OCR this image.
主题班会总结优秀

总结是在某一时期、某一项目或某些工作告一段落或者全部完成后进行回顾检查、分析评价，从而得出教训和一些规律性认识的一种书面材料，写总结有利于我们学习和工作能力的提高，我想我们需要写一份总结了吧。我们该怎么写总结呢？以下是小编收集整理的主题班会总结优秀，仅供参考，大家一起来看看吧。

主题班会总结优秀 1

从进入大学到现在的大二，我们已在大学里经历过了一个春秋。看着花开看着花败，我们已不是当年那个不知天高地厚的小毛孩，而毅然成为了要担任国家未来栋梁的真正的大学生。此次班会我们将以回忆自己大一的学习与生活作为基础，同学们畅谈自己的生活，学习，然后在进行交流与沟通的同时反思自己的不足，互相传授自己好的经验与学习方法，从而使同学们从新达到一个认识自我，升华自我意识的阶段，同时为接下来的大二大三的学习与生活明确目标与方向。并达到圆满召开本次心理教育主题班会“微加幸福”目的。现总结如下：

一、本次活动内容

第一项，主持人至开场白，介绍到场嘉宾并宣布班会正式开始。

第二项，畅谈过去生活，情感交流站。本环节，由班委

## Your task
Please output the complete data exactly.

## Answer for this exercise
OCR this image.
主题班会总结优秀

总结是在某一时期、某一项目或某些工作告一段落或者全部完成后进行回顾检查、分析评价，从而得出教训和一些规律性认识的一种书面材料，写总结有利于我们学习和工作能力的提高，我想我们需要写一份总结了吧。我们该怎么写总结呢？以下是小编收集整理的主题班会总结优秀，仅供参考，大家一起来看看吧。

主题班会总结优秀 1

从进入大学到现在的大二，我们已在大学里经历过了一个春秋。看着花开看着花败，我们已不是当年那个不知天高地厚的小毛孩，而毅然成为了要担任国家未来栋梁的真正的大学生。此次班会我们将以回忆自己大一的学习与生活作为基础，同学们畅谈自己的生活，学习，然后在进行交流与沟通的同时反思自己的不足，互相传授自己好的经验与学习方法，从而使同学们从新达到一个认识自我，升华自我意识的阶段，同时为接下来的大二大三的学习与生活明确目标与方向。并达到圆满召开本次心理教育主题班会“微加幸福”目的。现总结如下：

一、本次活动内容

第一项，主持人至开场白，介绍到场嘉宾并宣布班会正式开始。

第二项，畅谈过去生活，情感交流站。本环节，由班委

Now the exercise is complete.